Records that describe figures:
───

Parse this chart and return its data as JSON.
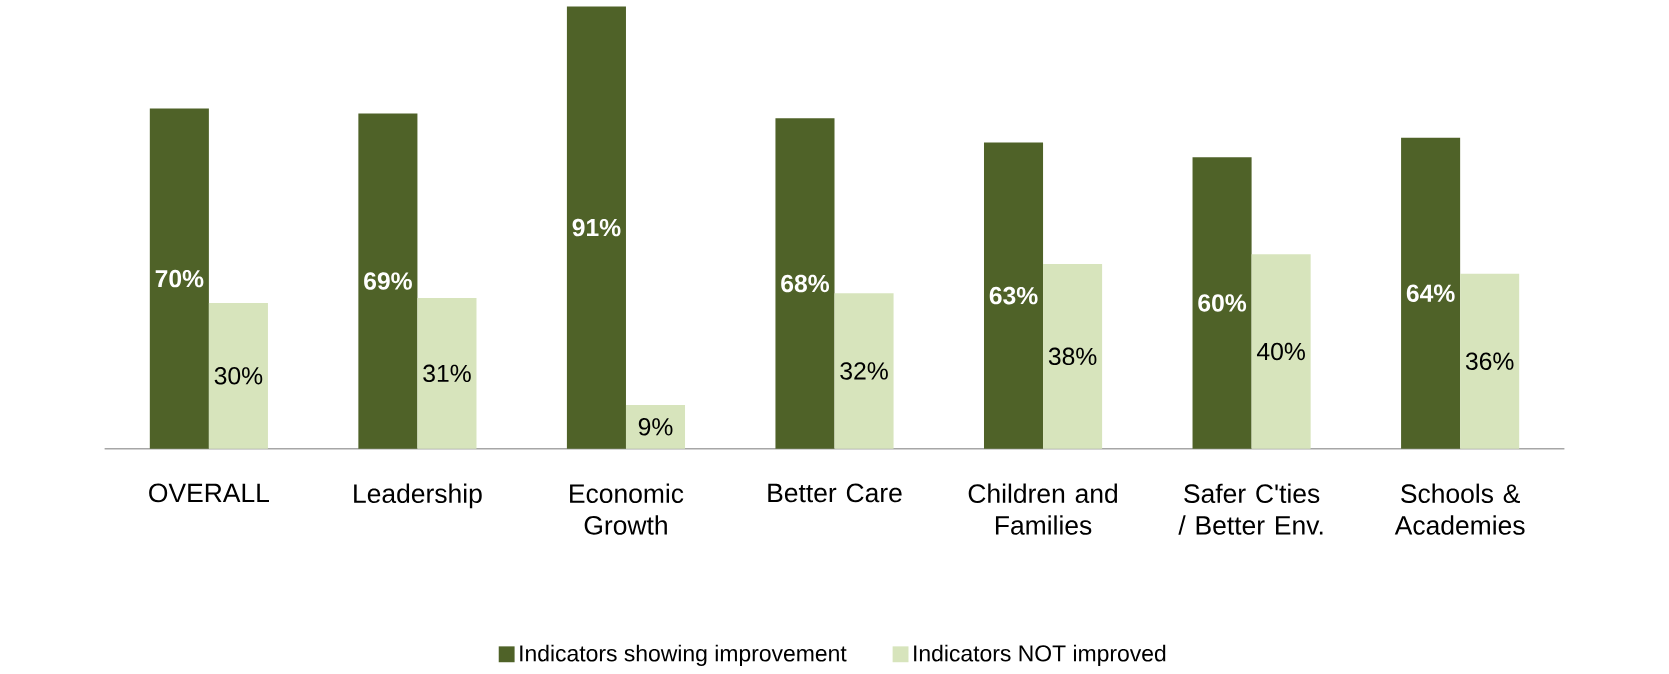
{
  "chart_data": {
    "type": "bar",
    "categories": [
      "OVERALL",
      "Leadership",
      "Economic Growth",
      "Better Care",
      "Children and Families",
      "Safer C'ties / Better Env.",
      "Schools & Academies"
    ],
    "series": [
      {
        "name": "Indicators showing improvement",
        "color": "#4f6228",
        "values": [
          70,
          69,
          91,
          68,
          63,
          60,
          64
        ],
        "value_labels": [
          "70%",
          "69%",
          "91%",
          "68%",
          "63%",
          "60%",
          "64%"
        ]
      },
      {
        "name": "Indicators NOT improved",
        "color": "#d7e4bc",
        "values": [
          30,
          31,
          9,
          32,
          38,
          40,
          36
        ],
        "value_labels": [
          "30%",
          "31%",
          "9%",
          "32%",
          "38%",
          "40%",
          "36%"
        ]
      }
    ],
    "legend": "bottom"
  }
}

───

Work to be completed
Give back the whole listing as it stands, minus its pictures.

Output below
Parse this chart and return its data as JSON.
{
  "chart_data": {
    "type": "bar",
    "categories": [
      "OVERALL",
      "Leadership",
      "Economic Growth",
      "Better Care",
      "Children and Families",
      "Safer C'ties / Better Env.",
      "Schools & Academies"
    ],
    "series": [
      {
        "name": "Indicators showing improvement",
        "color": "#4f6228",
        "values": [
          70,
          69,
          91,
          68,
          63,
          60,
          64
        ],
        "value_labels": [
          "70%",
          "69%",
          "91%",
          "68%",
          "63%",
          "60%",
          "64%"
        ]
      },
      {
        "name": "Indicators NOT improved",
        "color": "#d7e4bc",
        "values": [
          30,
          31,
          9,
          32,
          38,
          40,
          36
        ],
        "value_labels": [
          "30%",
          "31%",
          "9%",
          "32%",
          "38%",
          "40%",
          "36%"
        ]
      }
    ],
    "legend": "bottom"
  }
}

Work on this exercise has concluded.